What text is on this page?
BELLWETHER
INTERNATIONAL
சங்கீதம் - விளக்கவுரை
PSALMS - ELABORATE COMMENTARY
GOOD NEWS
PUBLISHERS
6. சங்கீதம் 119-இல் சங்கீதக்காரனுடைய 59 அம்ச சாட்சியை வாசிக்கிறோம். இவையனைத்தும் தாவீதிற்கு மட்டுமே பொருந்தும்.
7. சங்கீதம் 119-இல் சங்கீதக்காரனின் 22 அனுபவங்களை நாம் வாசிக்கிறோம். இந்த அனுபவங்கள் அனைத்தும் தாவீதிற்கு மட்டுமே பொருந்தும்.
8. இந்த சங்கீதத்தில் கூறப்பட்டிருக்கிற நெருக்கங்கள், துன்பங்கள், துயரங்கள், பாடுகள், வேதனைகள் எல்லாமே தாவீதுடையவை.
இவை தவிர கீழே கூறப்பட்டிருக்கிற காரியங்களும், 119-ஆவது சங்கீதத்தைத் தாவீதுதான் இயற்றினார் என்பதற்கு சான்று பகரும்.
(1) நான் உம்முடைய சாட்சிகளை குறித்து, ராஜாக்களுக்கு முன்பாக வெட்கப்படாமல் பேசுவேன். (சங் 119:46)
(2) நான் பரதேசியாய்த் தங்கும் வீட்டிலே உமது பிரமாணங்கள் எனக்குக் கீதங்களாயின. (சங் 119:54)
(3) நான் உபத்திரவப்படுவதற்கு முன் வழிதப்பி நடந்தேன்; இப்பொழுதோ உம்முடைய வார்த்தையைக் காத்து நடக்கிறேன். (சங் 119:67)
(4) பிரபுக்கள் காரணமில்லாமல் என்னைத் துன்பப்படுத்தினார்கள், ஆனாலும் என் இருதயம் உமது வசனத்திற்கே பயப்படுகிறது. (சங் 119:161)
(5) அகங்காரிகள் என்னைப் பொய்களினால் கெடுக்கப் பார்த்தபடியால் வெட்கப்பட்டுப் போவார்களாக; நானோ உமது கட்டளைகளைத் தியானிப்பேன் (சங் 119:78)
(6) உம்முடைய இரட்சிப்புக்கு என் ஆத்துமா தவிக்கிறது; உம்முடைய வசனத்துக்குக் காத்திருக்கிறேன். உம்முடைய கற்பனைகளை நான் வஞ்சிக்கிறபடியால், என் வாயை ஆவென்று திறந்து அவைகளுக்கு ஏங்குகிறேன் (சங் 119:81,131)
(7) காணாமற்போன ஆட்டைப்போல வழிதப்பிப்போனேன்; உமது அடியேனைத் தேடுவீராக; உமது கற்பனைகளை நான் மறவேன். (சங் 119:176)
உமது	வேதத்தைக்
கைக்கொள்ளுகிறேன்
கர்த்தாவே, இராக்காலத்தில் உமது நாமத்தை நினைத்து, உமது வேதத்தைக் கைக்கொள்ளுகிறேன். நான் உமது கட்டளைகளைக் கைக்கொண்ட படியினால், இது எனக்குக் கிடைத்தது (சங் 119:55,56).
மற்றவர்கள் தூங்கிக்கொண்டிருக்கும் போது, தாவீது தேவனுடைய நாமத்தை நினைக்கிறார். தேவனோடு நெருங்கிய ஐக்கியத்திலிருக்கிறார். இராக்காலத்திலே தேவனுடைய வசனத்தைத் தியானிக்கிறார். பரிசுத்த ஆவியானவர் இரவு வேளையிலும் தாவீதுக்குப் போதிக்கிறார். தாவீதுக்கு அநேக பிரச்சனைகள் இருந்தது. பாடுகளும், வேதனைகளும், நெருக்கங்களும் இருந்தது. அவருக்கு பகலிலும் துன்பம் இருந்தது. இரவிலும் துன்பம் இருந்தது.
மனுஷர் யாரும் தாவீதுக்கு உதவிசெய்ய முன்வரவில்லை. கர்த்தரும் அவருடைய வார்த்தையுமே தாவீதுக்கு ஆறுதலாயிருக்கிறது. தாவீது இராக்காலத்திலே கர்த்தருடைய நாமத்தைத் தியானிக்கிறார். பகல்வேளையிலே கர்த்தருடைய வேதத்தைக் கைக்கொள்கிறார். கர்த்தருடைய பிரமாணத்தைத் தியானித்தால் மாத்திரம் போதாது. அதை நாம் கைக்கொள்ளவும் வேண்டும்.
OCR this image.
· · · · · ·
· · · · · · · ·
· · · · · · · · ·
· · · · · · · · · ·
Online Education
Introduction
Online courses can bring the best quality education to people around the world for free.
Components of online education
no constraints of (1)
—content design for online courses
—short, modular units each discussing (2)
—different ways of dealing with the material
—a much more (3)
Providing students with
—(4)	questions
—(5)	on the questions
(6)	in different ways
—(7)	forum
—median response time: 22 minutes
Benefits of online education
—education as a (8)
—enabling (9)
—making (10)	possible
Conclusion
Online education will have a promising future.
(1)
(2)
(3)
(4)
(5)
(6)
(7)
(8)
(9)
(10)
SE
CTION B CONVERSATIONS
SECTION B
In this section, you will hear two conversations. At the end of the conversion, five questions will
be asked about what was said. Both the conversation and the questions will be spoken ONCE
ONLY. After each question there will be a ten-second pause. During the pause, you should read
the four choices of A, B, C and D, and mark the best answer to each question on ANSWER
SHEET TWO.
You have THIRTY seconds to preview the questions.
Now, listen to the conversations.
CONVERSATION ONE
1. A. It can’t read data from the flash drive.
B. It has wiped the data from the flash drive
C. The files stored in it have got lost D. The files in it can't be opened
-------------------------
● **Written problem**
Your task is to list each line of the records with the word "from".

● **Exercise answer**
1. A. It can’t read data from the flash drive.
B. It has wiped the data from the flash drive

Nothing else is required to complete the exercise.